▶ [Description of the task]:
Copy the lines that follow, keeping every character the same.

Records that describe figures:
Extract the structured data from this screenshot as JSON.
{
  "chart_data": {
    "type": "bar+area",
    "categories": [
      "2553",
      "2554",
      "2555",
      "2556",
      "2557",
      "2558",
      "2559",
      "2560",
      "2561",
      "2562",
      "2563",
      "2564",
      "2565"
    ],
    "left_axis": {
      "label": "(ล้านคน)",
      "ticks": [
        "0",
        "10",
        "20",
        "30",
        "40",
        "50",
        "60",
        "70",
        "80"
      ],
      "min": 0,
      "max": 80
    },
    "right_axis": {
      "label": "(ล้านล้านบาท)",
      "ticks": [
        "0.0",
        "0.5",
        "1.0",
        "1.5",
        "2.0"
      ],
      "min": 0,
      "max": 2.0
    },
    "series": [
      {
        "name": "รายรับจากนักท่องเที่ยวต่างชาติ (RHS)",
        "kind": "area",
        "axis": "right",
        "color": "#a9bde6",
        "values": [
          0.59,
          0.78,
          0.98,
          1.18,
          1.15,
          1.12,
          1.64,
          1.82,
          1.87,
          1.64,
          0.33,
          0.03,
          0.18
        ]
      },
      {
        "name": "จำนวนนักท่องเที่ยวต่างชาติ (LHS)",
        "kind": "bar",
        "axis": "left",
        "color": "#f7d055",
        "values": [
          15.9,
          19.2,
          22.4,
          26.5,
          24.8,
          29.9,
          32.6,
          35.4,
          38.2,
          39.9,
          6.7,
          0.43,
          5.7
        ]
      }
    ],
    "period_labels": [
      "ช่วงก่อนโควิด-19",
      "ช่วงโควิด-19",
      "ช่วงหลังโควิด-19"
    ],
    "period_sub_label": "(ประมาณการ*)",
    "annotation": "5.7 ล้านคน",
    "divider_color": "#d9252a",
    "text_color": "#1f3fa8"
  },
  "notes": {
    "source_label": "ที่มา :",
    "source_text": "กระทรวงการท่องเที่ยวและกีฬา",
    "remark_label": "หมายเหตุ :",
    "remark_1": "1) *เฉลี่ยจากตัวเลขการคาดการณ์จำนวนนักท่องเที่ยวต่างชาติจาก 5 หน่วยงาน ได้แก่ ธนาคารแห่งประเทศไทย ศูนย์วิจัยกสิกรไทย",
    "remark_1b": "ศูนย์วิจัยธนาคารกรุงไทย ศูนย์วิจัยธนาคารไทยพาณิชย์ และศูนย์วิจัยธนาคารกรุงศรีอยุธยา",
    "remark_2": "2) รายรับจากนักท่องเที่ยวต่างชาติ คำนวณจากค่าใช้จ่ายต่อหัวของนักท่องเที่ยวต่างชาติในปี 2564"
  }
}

▶ [Result of the task]:
Extract the structured data from this screenshot as JSON.
{
  "chart_data": {
    "type": "bar+area",
    "categories": [
      "2553",
      "2554",
      "2555",
      "2556",
      "2557",
      "2558",
      "2559",
      "2560",
      "2561",
      "2562",
      "2563",
      "2564",
      "2565"
    ],
    "left_axis": {
      "label": "(ล้านคน)",
      "ticks": [
        "0",
        "10",
        "20",
        "30",
        "40",
        "50",
        "60",
        "70",
        "80"
      ],
      "min": 0,
      "max": 80
    },
    "right_axis": {
      "label": "(ล้านล้านบาท)",
      "ticks": [
        "0.0",
        "0.5",
        "1.0",
        "1.5",
        "2.0"
      ],
      "min": 0,
      "max": 2.0
    },
    "series": [
      {
        "name": "รายรับจากนักท่องเที่ยวต่างชาติ (RHS)",
        "kind": "area",
        "axis": "right",
        "color": "#a9bde6",
        "values": [
          0.59,
          0.78,
          0.98,
          1.18,
          1.15,
          1.12,
          1.64,
          1.82,
          1.87,
          1.64,
          0.33,
          0.03,
          0.18
        ]
      },
      {
        "name": "จำนวนนักท่องเที่ยวต่างชาติ (LHS)",
        "kind": "bar",
        "axis": "left",
        "color": "#f7d055",
        "values": [
          15.9,
          19.2,
          22.4,
          26.5,
          24.8,
          29.9,
          32.6,
          35.4,
          38.2,
          39.9,
          6.7,
          0.43,
          5.7
        ]
      }
    ],
    "period_labels": [
      "ช่วงก่อนโควิด-19",
      "ช่วงโควิด-19",
      "ช่วงหลังโควิด-19"
    ],
    "period_sub_label": "(ประมาณการ*)",
    "annotation": "5.7 ล้านคน",
    "divider_color": "#d9252a",
    "text_color": "#1f3fa8"
  },
  "notes": {
    "source_label": "ที่มา :",
    "source_text": "กระทรวงการท่องเที่ยวและกีฬา",
    "remark_label": "หมายเหตุ :",
    "remark_1": "1) *เฉลี่ยจากตัวเลขการคาดการณ์จำนวนนักท่องเที่ยวต่างชาติจาก 5 หน่วยงาน ได้แก่ ธนาคารแห่งประเทศไทย ศูนย์วิจัยกสิกรไทย",
    "remark_1b": "ศูนย์วิจัยธนาคารกรุงไทย ศูนย์วิจัยธนาคารไทยพาณิชย์ และศูนย์วิจัยธนาคารกรุงศรีอยุธยา",
    "remark_2": "2) รายรับจากนักท่องเที่ยวต่างชาติ คำนวณจากค่าใช้จ่ายต่อหัวของนักท่องเที่ยวต่างชาติในปี 2564"
  }
}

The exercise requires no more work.